··· Auszug

Ich habe herausgefunden wo der Unterschied liegt. Den Text, in dem die Umlaute nicht funktionieren, habe ich aus einem PDF herauskopiert. Das war das Problem. Da ist irgendetwas schief gelaufen!
Im Quelltext ist absolut nichts sichtbar, aber wenn ich den Text nehme und in meinem Editor Sublime einfüge, dann sehe ich, dass etwas nicht stimmt. Es fügt sie folgendermassen ein: a¨

Vorläufig kopiere ich die Texte deshalb zuerst ins Sublime und ersetze die Fehler durch korrekte Umlaute


----------



## sight011 (19. Februar 2014)

Danke für die Info.

Generell ist es besser, erst Texte in einen Plain-Texteditor zu kopieren. Das entfernt jegliche Text-Formatierungen!

Gruß


----------



## angelozehr (19. Februar 2014)

······

**Aufgaben**
1. Aus welcher Art von Datei stammte laut dem Auszug über die Umlaute der Text, dessen Umlaute nicht funktionierten?
2. Stimmen diese Aussagen mit dem Auszug über die Umlaute überein? (a) Im Quelltext ist der Fehler deutlich zu erkennen. (b) Beim Einfügen in Sublime zeigt sich, dass etwas nicht stimmt. (c) sight011 zufolge entfernt das Kopieren in einen Plain-Texteditor alle Text-Formatierungen.
3. Setze den Auszug über die Umlaute nach seiner letzten Zeile fort.
Die Daten unten stammen aus einer anderen Quelle als der Auszug.

··· Bereitgestellte Daten

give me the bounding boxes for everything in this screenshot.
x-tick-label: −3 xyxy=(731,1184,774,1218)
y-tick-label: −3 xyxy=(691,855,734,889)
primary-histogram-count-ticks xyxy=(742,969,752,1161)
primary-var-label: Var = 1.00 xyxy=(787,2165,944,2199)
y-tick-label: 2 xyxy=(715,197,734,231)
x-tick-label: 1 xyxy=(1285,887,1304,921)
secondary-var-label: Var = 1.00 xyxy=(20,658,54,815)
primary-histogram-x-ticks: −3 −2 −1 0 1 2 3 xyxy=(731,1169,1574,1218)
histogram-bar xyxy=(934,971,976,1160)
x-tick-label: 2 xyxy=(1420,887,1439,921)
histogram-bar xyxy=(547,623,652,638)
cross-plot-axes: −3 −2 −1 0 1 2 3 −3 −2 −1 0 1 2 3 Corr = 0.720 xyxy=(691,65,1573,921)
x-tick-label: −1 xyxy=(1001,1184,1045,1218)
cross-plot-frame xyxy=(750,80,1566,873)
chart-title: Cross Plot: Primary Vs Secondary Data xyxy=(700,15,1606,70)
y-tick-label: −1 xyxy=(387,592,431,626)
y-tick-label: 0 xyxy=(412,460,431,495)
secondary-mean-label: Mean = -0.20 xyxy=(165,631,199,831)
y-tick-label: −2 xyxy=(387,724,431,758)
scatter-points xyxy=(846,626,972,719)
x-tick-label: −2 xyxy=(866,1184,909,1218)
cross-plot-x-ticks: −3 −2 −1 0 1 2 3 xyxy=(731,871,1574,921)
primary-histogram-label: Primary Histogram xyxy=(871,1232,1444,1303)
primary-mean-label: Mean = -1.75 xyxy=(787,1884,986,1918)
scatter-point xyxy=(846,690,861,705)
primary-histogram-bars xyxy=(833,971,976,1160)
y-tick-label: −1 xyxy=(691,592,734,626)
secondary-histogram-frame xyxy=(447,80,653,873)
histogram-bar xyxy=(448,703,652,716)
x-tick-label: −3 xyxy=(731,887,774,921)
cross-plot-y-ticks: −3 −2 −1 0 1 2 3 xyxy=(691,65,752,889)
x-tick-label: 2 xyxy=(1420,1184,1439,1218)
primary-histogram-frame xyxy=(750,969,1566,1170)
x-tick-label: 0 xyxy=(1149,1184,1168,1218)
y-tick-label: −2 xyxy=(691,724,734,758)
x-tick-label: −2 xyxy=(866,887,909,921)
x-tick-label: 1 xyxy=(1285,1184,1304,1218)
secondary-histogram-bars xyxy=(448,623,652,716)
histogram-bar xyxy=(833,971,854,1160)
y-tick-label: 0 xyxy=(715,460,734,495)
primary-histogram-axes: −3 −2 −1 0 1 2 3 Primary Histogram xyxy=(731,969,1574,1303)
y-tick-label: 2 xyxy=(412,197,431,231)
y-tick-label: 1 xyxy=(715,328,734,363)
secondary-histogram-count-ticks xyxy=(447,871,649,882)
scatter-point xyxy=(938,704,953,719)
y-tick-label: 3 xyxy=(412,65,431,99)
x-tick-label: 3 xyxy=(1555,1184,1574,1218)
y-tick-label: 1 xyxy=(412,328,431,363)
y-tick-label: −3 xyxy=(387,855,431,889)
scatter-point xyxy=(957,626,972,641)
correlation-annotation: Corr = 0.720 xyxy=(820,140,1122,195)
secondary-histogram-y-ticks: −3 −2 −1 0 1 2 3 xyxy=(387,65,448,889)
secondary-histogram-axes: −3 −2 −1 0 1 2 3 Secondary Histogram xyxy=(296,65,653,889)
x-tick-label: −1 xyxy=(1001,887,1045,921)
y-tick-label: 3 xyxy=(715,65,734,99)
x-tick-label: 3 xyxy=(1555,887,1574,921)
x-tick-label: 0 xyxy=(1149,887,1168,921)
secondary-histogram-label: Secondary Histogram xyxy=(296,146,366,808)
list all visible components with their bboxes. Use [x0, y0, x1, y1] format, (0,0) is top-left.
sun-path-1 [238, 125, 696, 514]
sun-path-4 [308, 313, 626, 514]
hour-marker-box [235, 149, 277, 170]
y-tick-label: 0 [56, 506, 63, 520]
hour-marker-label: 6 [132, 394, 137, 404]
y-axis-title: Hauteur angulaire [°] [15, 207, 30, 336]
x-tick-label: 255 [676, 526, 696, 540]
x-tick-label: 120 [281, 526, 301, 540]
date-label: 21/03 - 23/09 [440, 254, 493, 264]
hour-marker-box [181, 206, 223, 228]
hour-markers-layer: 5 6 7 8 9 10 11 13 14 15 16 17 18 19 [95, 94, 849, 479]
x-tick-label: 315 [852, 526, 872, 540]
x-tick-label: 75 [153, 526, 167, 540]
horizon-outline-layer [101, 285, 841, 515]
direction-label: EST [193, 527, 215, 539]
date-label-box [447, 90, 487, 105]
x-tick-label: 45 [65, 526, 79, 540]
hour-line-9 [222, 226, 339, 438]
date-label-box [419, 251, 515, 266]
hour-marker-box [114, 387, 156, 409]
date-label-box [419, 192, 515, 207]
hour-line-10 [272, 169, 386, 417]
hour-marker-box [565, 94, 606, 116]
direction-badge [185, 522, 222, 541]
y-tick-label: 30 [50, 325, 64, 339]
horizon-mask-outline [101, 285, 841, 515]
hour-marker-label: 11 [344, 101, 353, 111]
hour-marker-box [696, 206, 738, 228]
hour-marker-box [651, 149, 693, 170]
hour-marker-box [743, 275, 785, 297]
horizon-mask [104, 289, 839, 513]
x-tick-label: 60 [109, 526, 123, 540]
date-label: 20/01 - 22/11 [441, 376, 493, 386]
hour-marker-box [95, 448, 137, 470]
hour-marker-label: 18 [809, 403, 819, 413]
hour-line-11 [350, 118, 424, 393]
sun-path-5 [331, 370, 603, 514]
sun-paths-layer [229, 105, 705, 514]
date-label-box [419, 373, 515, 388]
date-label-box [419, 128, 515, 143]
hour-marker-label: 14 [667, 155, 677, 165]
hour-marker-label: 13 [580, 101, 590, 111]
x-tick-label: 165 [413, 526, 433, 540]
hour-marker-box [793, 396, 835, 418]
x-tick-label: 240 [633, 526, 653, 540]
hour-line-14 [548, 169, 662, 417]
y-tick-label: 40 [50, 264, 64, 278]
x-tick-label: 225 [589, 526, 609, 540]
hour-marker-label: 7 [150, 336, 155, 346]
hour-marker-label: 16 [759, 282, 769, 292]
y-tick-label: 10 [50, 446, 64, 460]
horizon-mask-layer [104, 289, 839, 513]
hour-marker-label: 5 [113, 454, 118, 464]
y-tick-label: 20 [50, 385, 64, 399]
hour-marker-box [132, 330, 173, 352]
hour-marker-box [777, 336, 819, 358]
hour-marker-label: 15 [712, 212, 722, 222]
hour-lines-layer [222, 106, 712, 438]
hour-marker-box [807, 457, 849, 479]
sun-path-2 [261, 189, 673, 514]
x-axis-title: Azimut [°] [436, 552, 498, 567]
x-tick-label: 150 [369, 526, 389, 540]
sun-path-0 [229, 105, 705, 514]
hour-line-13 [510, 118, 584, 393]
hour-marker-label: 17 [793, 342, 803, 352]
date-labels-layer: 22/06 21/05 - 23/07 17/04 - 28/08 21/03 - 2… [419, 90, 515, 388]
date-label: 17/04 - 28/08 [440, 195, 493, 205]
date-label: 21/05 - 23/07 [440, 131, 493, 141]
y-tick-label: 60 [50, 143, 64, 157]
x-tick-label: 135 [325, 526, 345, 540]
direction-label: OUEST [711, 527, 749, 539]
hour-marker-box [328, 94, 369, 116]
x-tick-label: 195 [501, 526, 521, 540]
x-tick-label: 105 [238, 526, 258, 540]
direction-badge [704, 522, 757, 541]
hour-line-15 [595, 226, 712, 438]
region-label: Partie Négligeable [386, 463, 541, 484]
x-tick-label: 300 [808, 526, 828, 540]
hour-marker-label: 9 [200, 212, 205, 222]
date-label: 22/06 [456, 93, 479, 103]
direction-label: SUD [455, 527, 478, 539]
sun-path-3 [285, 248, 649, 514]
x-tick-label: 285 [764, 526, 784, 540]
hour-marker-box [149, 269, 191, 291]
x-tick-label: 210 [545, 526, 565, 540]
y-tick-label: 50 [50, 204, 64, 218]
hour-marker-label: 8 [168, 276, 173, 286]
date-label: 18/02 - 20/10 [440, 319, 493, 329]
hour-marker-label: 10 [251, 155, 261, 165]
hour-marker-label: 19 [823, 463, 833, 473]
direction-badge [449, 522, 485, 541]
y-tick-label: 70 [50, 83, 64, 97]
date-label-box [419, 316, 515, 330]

······

**Lösungen**
1. Aus einem PDF.

2.
(a) Nein: „Im Quelltext ist absolut nichts sichtbar“
(b) Ja: „wenn ich den Text nehme und in meinem Editor Sublime einfüge, dann sehe ich, dass etwas nicht stimmt“
(c) Ja: „Das entfernt jegliche Text-Formatierungen!“

3.
Das mache ich eigentlich immer. Leider hat es mit diversen Editoren in diesem Fall überraschenderweise nichts genützt. Ich habe sogar im TextEdit auf "plain text" umgestellt, aber es hat die verschrobenen Umlaute trotzdem mitgenommen. Nur Sublime erkennt die Umlaute als "defekt".


----------



## sight011 (19. Februar 2014)

Um Content kümmert sich bei uns das Marketing, deswegen war ich mir so unsicher mit meiner Antwort ;- )


Über suchen und ersetzen lässt sich so etwas dann ja relativ schnell ersetzen.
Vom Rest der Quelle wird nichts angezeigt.